Collected data:
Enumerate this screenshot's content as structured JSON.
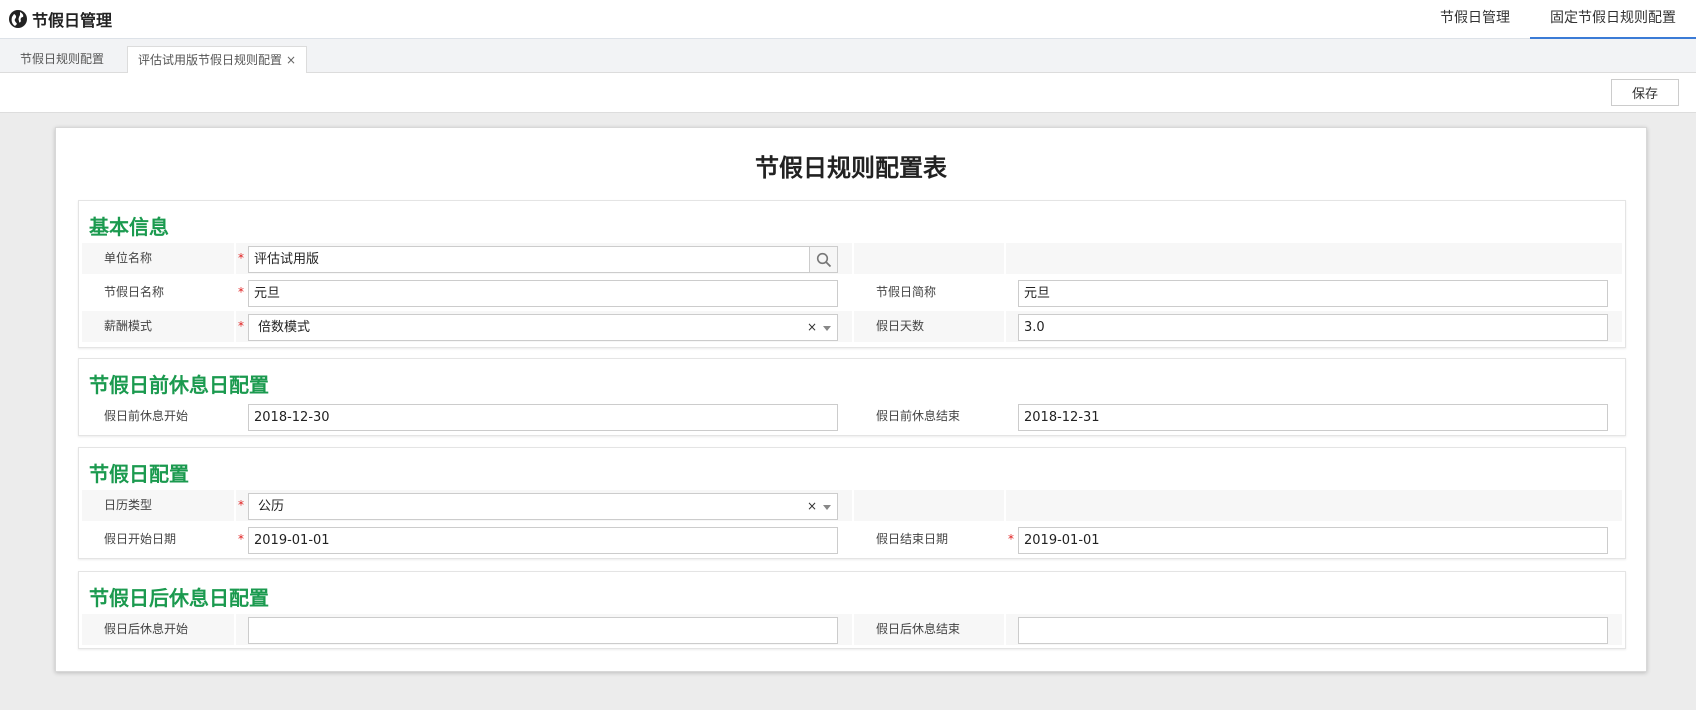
{
  "app": {
    "title": "节假日管理"
  },
  "top_nav": [
    {
      "label": "节假日管理",
      "active": false
    },
    {
      "label": "固定节假日规则配置",
      "active": true
    }
  ],
  "tabs": [
    {
      "label": "节假日规则配置",
      "active": false
    },
    {
      "label": "评估试用版节假日规则配置",
      "active": true,
      "close": "×"
    }
  ],
  "toolbar": {
    "save_label": "保存"
  },
  "form": {
    "title": "节假日规则配置表",
    "sections": {
      "basic": {
        "title": "基本信息",
        "unit_name_label": "单位名称",
        "unit_name_value": "评估试用版",
        "holiday_name_label": "节假日名称",
        "holiday_name_value": "元旦",
        "holiday_short_label": "节假日简称",
        "holiday_short_value": "元旦",
        "salary_mode_label": "薪酬模式",
        "salary_mode_value": "倍数模式",
        "holiday_days_label": "假日天数",
        "holiday_days_value": "3.0"
      },
      "pre_rest": {
        "title": "节假日前休息日配置",
        "start_label": "假日前休息开始",
        "start_value": "2018-12-30",
        "end_label": "假日前休息结束",
        "end_value": "2018-12-31"
      },
      "holiday": {
        "title": "节假日配置",
        "calendar_type_label": "日历类型",
        "calendar_type_value": "公历",
        "start_label": "假日开始日期",
        "start_value": "2019-01-01",
        "end_label": "假日结束日期",
        "end_value": "2019-01-01"
      },
      "post_rest": {
        "title": "节假日后休息日配置",
        "start_label": "假日后休息开始",
        "start_value": "",
        "end_label": "假日后休息结束",
        "end_value": ""
      }
    },
    "required_mark": "*",
    "clear_mark": "×"
  },
  "colors": {
    "section_title": "#1b9a4f",
    "required": "#e02020",
    "active_tab_underline": "#3b7bd6"
  },
  "icons": {
    "app_logo": "globe-icon",
    "lookup": "search-icon",
    "dropdown": "caret-down-icon"
  }
}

> **WHAT TO WORK ON**: Quote every line word for word and keep the images out of the copy.

> **SOLUTION TO THE EXERCISE**:
Enumerate this screenshot's content as structured JSON.
{
  "app": {
    "title": "节假日管理"
  },
  "top_nav": [
    {
      "label": "节假日管理",
      "active": false
    },
    {
      "label": "固定节假日规则配置",
      "active": true
    }
  ],
  "tabs": [
    {
      "label": "节假日规则配置",
      "active": false
    },
    {
      "label": "评估试用版节假日规则配置",
      "active": true,
      "close": "×"
    }
  ],
  "toolbar": {
    "save_label": "保存"
  },
  "form": {
    "title": "节假日规则配置表",
    "sections": {
      "basic": {
        "title": "基本信息",
        "unit_name_label": "单位名称",
        "unit_name_value": "评估试用版",
        "holiday_name_label": "节假日名称",
        "holiday_name_value": "元旦",
        "holiday_short_label": "节假日简称",
        "holiday_short_value": "元旦",
        "salary_mode_label": "薪酬模式",
        "salary_mode_value": "倍数模式",
        "holiday_days_label": "假日天数",
        "holiday_days_value": "3.0"
      },
      "pre_rest": {
        "title": "节假日前休息日配置",
        "start_label": "假日前休息开始",
        "start_value": "2018-12-30",
        "end_label": "假日前休息结束",
        "end_value": "2018-12-31"
      },
      "holiday": {
        "title": "节假日配置",
        "calendar_type_label": "日历类型",
        "calendar_type_value": "公历",
        "start_label": "假日开始日期",
        "start_value": "2019-01-01",
        "end_label": "假日结束日期",
        "end_value": "2019-01-01"
      },
      "post_rest": {
        "title": "节假日后休息日配置",
        "start_label": "假日后休息开始",
        "start_value": "",
        "end_label": "假日后休息结束",
        "end_value": ""
      }
    },
    "required_mark": "*",
    "clear_mark": "×"
  },
  "colors": {
    "section_title": "#1b9a4f",
    "required": "#e02020",
    "active_tab_underline": "#3b7bd6"
  },
  "icons": {
    "app_logo": "globe-icon",
    "lookup": "search-icon",
    "dropdown": "caret-down-icon"
  }
}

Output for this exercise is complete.